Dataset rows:
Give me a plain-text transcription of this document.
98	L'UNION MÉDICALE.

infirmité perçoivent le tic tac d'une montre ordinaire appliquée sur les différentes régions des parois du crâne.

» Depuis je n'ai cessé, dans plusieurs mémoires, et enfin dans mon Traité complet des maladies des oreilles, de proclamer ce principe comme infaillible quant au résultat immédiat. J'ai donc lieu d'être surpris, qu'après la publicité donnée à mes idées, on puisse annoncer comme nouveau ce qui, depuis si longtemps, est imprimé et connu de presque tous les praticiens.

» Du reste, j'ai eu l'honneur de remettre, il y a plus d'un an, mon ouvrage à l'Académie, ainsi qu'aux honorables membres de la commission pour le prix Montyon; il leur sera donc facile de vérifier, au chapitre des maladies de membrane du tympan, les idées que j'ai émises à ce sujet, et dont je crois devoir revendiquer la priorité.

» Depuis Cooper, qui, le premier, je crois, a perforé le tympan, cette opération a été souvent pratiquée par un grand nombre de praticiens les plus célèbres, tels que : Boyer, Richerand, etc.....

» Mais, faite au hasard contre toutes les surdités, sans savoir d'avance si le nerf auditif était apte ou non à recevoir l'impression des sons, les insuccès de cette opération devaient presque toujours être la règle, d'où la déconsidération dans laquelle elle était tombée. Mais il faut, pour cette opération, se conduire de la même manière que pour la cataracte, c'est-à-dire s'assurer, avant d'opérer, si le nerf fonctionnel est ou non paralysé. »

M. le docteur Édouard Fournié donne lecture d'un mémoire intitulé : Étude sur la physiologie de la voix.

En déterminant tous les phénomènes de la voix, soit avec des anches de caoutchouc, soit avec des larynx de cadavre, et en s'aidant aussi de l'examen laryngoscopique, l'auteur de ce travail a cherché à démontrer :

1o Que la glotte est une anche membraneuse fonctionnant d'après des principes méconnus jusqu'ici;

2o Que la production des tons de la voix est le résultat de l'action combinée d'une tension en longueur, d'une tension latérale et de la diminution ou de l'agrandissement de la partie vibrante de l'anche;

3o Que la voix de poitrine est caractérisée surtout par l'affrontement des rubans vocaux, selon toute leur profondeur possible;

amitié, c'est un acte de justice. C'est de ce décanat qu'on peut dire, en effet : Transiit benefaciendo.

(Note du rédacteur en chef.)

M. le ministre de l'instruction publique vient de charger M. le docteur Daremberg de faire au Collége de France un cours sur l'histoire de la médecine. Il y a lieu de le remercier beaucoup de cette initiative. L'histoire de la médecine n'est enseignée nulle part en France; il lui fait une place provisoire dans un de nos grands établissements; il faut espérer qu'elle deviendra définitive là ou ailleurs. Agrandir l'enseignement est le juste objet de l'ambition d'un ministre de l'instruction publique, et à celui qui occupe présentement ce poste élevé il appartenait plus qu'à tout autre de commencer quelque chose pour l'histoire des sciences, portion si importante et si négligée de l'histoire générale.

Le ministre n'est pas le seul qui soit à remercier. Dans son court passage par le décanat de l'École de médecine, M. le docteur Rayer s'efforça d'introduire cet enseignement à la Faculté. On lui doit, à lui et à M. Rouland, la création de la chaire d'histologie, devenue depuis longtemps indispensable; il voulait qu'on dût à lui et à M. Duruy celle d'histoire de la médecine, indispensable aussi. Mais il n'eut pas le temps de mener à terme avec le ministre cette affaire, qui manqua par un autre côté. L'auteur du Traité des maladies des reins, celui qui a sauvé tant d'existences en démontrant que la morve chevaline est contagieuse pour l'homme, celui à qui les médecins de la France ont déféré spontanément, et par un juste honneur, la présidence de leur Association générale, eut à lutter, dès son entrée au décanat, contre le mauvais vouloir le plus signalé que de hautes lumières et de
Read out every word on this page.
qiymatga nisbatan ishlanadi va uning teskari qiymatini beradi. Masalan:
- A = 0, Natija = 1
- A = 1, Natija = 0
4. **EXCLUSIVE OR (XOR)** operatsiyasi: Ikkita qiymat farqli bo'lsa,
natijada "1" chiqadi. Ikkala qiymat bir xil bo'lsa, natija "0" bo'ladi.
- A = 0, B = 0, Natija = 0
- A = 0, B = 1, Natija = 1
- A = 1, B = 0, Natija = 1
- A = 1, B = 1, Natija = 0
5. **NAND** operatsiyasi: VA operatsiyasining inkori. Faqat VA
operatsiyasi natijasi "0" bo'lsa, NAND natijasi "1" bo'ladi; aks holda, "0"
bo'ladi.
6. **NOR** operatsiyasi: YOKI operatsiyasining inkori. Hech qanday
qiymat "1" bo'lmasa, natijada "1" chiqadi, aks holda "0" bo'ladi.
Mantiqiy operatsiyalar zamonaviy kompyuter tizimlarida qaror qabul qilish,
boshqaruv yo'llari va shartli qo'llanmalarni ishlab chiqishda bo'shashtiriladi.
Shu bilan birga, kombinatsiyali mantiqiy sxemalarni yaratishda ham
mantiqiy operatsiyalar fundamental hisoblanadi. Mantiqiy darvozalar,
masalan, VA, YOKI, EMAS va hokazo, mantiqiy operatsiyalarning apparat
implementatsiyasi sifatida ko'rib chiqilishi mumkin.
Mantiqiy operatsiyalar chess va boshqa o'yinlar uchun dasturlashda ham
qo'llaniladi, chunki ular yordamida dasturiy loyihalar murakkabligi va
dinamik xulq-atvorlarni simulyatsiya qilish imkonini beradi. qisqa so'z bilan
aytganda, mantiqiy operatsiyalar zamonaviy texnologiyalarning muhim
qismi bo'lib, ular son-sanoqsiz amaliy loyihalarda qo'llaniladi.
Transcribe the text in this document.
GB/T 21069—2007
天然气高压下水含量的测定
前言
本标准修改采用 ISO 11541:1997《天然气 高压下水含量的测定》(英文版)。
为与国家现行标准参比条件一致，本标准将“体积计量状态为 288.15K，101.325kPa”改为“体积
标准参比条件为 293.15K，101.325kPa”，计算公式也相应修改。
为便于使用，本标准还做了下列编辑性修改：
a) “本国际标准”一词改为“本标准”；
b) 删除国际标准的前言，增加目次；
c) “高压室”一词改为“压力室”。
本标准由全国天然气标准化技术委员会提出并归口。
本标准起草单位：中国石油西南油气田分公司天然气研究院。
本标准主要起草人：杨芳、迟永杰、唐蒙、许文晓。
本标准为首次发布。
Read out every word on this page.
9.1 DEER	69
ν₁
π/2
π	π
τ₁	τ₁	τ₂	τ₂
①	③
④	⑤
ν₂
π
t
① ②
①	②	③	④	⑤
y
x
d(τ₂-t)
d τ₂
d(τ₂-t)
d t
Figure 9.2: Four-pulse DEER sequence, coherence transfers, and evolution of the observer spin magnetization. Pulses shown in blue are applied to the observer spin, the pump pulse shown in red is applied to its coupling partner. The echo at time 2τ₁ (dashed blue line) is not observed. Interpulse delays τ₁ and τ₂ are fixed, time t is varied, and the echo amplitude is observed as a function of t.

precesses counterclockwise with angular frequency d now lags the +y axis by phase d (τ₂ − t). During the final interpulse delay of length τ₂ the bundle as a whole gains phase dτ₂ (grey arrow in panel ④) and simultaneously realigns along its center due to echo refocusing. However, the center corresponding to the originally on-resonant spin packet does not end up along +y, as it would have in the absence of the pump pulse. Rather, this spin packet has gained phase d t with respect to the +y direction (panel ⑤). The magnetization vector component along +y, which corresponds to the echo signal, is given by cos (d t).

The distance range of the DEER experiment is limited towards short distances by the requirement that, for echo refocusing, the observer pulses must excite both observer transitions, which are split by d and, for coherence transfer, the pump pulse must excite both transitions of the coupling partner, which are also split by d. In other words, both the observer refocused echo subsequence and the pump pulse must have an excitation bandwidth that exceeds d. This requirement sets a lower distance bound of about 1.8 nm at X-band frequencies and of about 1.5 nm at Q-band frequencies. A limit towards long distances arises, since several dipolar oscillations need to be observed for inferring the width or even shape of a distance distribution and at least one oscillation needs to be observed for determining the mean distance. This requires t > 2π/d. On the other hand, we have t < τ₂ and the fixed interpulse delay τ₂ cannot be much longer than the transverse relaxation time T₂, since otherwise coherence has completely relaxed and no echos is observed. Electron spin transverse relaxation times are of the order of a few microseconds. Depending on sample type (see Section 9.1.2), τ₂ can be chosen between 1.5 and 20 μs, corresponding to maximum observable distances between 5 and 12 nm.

**The problem**
Scan the entries above. Copy each line that has the string "presque".

**Solution to this task**
» Depuis je n'ai cessé, dans plusieurs mémoires, et enfin dans mon Traité complet des maladies des oreilles, de proclamer ce principe comme infaillible quant au résultat immédiat. J'ai donc lieu d'être surpris, qu'après la publicité donnée à mes idées, on puisse annoncer comme nouveau ce qui, depuis si longtemps, est imprimé et connu de presque tous les praticiens.
» Mais, faite au hasard contre toutes les surdités, sans savoir d'avance si le nerf auditif était apte ou non à recevoir l'impression des sons, les insuccès de cette opération devaient presque toujours être la règle, d'où la déconsidération dans laquelle elle était tombée. Mais il faut, pour cette opération, se conduire de la même manière que pour la cataracte, c'est-à-dire s'assurer, avant d'opérer, si le nerf fonctionnel est ou non paralysé. »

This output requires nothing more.